:: Material for this task ::
********
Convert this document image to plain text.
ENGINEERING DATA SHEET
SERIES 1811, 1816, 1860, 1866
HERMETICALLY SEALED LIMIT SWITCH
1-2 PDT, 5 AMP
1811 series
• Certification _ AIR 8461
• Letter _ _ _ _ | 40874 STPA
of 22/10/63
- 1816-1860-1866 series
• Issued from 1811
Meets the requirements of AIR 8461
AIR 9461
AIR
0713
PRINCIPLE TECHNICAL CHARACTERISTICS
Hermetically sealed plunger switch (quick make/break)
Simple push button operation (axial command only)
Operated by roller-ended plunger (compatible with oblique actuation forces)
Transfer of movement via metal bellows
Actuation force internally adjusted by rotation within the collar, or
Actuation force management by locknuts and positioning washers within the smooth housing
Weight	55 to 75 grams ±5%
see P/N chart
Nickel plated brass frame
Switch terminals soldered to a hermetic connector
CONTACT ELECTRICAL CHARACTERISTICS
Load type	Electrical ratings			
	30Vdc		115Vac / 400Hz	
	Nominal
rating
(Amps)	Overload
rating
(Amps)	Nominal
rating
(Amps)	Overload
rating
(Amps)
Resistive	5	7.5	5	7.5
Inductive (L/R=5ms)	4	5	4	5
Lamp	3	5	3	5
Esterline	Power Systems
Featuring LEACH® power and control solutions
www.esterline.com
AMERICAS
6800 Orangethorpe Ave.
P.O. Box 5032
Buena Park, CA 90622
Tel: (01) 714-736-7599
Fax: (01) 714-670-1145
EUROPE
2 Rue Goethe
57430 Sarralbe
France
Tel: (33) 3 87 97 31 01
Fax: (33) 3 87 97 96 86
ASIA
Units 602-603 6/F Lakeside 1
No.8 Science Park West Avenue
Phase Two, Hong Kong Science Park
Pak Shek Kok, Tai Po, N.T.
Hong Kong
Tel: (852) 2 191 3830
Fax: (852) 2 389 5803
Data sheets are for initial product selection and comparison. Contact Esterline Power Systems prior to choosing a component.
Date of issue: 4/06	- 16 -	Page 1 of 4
********
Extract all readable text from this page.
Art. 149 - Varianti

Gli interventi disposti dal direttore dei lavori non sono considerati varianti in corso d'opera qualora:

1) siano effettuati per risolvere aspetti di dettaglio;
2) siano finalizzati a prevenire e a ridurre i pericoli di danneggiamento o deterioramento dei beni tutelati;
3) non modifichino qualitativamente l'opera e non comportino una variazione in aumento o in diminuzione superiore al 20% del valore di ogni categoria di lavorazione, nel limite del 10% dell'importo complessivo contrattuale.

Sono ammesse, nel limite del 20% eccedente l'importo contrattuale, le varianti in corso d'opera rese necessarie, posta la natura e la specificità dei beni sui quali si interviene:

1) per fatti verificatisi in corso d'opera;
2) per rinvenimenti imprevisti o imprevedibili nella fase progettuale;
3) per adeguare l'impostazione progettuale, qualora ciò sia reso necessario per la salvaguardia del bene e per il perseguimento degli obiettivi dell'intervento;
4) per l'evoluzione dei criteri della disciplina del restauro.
********
:: Your instructions ::
Extract every line that has the string "corso" in it.

:: Answer to this task ::
Gli interventi disposti dal direttore dei lavori non sono considerati varianti in corso d'opera qualora:
Sono ammesse, nel limite del 20% eccedente l'importo contrattuale, le varianti in corso d'opera rese necessarie, posta la natura e la specificità dei beni sui quali si interviene:
1) per fatti verificatisi in corso d'opera;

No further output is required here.